─── RECORD LIST

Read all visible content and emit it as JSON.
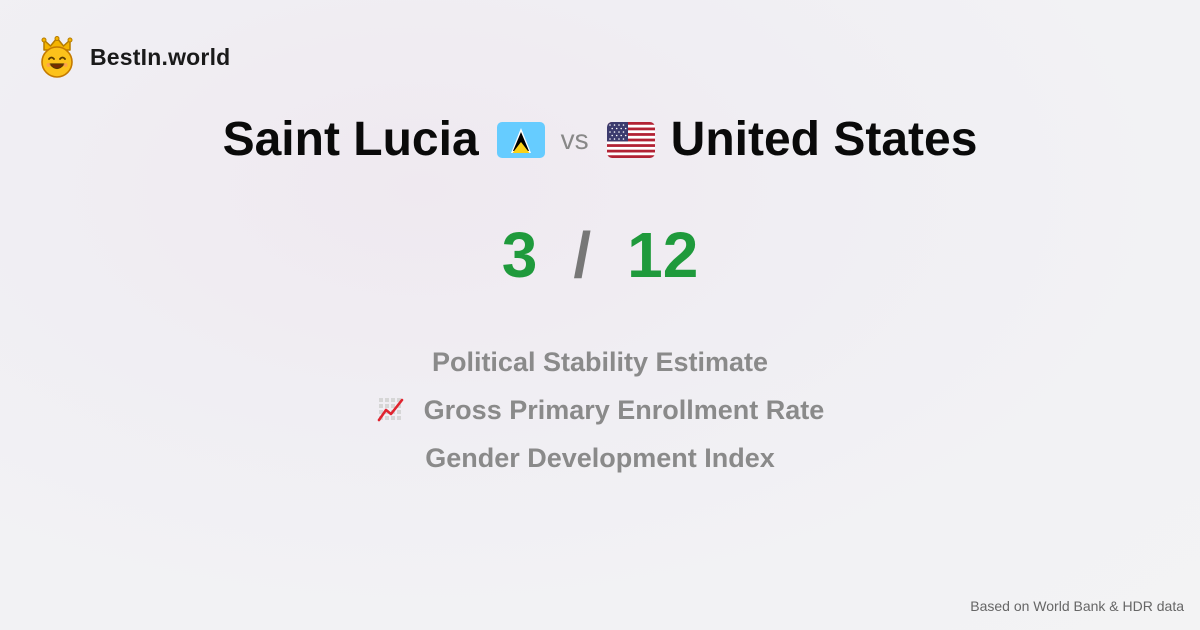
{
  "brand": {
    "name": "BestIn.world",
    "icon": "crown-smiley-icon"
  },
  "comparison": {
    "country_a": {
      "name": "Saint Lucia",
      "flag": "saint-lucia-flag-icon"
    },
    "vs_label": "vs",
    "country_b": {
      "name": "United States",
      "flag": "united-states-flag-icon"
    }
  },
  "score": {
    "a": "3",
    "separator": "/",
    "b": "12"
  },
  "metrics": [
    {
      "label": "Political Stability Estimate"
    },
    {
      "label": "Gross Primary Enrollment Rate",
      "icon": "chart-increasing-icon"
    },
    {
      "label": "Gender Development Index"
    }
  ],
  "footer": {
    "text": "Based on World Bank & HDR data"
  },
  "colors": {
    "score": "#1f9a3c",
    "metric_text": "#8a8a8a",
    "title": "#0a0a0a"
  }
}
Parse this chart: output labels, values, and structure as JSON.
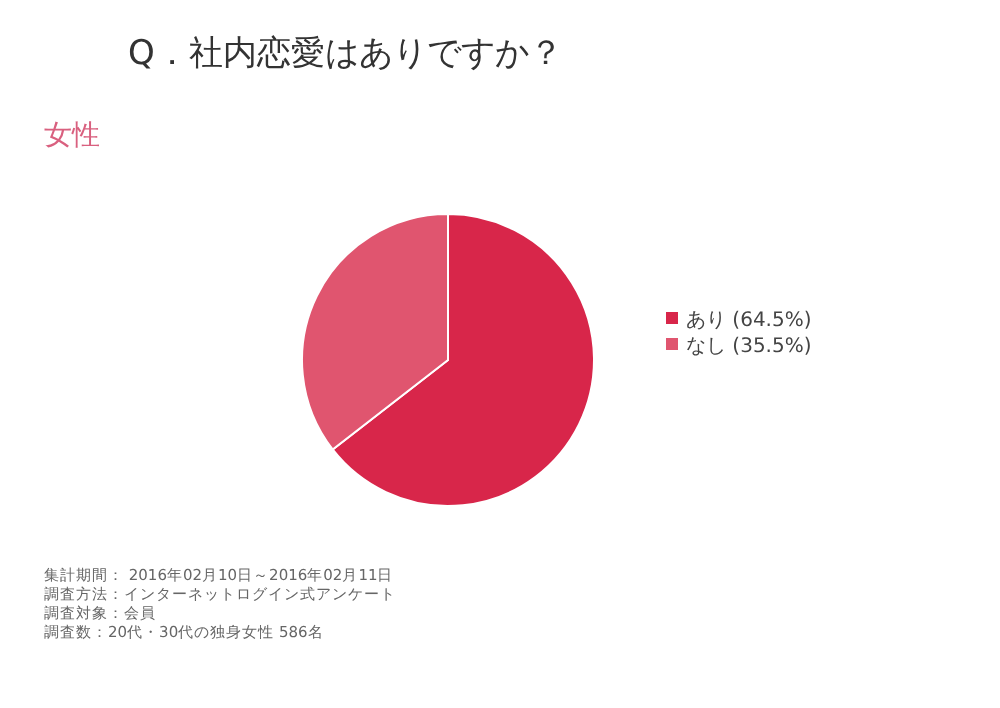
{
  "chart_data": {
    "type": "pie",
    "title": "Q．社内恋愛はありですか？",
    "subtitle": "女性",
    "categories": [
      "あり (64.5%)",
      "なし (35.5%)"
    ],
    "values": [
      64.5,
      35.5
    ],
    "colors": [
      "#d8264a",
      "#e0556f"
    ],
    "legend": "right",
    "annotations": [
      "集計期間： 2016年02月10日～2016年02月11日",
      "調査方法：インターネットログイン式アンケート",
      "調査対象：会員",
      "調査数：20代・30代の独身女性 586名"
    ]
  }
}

──────

Identify which lines contain the word "icon" and copy each one.

    "icon": "crown-smiley-icon"
      "flag": "saint-lucia-flag-icon"
      "flag": "united-states-flag-icon"
      "icon": "chart-increasing-icon"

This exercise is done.